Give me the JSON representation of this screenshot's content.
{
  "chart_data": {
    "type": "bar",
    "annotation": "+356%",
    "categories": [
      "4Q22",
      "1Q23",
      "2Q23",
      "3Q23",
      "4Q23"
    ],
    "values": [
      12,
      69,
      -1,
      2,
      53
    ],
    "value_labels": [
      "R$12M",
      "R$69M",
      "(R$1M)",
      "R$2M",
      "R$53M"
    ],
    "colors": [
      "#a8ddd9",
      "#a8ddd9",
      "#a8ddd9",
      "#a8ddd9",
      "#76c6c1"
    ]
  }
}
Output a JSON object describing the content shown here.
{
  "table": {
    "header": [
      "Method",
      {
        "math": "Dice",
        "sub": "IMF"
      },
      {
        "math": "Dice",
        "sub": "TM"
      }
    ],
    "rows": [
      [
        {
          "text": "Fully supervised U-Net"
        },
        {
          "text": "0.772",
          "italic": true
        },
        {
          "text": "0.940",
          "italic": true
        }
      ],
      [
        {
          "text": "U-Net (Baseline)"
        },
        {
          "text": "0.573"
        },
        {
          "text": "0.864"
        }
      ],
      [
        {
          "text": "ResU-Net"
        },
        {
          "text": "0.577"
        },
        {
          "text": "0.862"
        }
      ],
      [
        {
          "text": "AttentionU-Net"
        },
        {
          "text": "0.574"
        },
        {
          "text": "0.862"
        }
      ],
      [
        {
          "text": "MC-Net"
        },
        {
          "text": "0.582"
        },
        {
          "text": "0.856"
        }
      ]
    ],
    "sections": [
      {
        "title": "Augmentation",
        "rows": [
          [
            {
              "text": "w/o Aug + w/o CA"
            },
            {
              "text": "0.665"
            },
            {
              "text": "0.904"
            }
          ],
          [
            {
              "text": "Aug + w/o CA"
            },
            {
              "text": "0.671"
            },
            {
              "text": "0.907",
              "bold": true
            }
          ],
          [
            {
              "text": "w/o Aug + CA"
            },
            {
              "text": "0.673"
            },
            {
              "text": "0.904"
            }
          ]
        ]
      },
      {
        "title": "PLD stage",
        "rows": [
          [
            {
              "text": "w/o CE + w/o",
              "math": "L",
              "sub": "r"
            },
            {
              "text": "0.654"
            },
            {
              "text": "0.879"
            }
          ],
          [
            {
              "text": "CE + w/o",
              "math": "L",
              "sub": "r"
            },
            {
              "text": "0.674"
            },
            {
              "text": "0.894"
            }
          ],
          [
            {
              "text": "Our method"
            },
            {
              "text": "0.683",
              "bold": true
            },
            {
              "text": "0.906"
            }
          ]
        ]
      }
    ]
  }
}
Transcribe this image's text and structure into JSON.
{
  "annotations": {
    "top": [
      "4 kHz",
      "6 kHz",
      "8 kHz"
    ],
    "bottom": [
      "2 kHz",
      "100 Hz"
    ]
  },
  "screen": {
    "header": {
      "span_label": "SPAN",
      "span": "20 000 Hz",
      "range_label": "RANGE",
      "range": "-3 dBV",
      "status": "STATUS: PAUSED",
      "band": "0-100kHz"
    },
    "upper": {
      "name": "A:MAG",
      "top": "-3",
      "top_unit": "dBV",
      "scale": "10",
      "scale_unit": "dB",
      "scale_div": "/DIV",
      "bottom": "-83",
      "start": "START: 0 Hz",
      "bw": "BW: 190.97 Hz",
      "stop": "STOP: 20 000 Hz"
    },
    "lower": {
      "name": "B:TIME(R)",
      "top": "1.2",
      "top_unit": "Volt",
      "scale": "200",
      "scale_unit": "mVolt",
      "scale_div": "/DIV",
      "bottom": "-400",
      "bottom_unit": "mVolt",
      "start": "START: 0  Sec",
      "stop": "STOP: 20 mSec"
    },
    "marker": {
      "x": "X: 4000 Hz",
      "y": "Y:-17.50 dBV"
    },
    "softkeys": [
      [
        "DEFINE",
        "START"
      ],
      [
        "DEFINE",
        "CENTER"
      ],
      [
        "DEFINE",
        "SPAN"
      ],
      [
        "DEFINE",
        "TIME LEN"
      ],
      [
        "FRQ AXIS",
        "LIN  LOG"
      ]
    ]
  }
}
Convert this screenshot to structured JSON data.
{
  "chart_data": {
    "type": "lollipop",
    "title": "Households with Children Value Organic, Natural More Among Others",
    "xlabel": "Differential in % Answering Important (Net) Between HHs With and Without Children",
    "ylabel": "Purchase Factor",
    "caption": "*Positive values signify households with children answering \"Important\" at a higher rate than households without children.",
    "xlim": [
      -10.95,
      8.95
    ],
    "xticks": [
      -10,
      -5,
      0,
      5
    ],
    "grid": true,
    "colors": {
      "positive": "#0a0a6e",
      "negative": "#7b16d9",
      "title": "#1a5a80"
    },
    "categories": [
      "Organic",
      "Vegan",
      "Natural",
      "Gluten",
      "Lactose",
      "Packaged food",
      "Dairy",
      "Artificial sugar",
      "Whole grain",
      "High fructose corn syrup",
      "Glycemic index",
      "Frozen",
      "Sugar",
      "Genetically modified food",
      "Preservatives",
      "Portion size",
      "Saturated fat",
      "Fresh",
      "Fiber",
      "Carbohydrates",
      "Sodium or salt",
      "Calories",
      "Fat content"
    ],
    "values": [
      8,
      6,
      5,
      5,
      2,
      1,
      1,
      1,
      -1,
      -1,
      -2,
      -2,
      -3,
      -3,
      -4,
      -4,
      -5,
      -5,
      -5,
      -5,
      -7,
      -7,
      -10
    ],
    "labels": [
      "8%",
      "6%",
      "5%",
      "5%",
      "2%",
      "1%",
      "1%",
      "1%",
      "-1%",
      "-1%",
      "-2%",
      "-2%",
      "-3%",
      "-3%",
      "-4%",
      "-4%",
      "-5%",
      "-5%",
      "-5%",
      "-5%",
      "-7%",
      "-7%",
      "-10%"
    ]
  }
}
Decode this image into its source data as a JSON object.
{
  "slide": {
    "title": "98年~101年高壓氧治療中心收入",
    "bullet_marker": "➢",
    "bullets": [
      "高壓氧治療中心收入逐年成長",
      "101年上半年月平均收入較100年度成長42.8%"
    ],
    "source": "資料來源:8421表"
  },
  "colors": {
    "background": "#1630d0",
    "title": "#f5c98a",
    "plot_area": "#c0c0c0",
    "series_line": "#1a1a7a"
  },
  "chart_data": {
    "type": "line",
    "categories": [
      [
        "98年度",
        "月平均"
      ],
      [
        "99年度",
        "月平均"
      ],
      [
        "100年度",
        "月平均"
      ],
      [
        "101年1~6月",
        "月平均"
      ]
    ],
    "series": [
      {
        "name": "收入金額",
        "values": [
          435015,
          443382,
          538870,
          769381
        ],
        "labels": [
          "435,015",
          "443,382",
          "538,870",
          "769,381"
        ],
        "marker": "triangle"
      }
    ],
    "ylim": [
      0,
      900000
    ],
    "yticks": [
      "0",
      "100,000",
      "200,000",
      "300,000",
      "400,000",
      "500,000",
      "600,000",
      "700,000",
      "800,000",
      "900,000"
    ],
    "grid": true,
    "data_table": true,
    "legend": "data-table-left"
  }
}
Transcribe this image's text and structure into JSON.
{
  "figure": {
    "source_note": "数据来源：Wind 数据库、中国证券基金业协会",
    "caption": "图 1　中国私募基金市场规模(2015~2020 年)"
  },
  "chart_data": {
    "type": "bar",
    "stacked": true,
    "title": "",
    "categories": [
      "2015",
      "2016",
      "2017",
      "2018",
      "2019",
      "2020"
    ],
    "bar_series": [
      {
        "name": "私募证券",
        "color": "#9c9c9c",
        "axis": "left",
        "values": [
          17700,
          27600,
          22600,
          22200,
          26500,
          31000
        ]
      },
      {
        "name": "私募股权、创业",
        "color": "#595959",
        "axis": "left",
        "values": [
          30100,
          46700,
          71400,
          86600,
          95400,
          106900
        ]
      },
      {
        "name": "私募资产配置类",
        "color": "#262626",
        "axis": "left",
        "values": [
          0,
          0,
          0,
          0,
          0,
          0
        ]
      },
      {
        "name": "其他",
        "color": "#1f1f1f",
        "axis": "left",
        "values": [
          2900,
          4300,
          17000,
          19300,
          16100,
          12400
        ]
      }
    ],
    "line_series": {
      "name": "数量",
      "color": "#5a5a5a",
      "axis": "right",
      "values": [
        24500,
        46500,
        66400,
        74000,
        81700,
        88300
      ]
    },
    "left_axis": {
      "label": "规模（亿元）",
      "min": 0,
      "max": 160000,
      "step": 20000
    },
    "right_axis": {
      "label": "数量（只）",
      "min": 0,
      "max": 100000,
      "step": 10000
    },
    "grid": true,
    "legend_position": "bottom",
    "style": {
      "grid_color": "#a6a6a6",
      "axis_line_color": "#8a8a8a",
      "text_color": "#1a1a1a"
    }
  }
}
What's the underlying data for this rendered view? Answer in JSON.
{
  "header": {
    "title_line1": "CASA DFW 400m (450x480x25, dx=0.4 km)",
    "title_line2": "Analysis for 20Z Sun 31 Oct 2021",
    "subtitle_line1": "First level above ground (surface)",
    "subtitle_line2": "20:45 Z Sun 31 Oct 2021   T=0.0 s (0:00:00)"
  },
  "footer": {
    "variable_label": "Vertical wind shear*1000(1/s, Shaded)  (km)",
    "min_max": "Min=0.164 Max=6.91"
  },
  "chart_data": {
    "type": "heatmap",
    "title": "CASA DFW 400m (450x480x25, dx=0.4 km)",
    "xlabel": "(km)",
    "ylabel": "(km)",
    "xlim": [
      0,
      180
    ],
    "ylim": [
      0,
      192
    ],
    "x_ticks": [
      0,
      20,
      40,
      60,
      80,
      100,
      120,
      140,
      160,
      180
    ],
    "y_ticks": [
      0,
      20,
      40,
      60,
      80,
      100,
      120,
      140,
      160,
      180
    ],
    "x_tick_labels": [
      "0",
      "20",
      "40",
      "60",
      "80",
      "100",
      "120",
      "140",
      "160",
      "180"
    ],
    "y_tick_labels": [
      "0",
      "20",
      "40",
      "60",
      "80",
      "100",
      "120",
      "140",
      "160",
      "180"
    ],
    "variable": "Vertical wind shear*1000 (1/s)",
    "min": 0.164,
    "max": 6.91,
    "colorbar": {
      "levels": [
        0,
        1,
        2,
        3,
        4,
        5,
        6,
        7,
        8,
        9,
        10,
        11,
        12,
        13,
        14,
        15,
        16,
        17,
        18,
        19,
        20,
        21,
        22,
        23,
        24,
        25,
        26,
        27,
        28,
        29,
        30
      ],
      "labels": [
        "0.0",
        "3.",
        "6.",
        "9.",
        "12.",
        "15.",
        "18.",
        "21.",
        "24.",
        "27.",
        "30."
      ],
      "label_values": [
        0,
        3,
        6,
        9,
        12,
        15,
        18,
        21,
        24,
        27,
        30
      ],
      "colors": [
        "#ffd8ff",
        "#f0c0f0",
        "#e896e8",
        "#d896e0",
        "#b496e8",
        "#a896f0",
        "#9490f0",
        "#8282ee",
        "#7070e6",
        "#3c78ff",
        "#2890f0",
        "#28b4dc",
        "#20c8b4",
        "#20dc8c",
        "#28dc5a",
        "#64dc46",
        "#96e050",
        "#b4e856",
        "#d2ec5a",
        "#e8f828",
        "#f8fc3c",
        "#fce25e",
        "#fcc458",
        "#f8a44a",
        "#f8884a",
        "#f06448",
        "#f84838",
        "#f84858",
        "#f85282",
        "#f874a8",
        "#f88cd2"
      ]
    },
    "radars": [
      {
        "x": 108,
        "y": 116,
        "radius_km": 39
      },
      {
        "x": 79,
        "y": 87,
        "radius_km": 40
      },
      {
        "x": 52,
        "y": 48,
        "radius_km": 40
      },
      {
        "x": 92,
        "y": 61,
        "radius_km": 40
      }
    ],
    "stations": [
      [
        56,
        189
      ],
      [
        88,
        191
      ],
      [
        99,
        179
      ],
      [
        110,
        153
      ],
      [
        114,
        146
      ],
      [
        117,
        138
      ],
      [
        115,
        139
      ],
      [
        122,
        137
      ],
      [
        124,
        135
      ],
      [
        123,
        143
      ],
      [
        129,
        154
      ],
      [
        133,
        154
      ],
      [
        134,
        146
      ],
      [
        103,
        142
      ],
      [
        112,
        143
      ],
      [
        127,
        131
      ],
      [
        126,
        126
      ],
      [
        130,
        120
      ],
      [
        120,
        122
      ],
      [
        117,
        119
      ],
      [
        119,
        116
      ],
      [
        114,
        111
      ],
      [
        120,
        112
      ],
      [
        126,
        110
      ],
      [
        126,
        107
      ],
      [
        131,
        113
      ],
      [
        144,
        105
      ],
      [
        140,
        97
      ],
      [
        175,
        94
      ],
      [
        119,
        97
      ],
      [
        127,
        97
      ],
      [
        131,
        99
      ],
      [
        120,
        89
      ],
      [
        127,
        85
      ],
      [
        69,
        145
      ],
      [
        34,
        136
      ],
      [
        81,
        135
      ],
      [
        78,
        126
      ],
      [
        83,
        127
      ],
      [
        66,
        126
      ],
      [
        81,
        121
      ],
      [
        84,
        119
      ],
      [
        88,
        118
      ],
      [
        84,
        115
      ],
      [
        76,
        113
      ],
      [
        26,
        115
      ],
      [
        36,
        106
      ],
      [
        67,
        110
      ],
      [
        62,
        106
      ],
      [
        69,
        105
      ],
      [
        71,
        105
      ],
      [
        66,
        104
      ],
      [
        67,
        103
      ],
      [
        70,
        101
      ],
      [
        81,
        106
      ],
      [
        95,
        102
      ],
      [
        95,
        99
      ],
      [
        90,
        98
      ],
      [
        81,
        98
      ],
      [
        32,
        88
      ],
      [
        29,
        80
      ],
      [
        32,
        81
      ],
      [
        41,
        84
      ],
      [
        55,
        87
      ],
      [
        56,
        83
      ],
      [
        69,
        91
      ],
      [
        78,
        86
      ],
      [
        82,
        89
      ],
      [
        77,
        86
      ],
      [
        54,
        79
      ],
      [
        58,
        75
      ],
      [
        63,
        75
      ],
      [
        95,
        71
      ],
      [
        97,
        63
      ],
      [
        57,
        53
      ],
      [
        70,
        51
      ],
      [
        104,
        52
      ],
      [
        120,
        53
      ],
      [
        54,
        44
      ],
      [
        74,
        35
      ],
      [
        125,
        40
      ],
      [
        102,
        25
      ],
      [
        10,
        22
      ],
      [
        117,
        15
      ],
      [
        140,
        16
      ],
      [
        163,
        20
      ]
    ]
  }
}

[SET PROBLEM] Across the preceding material, how many lines contain the word "name"? State the number alone.

[ANSWER TO THIS TASK] 8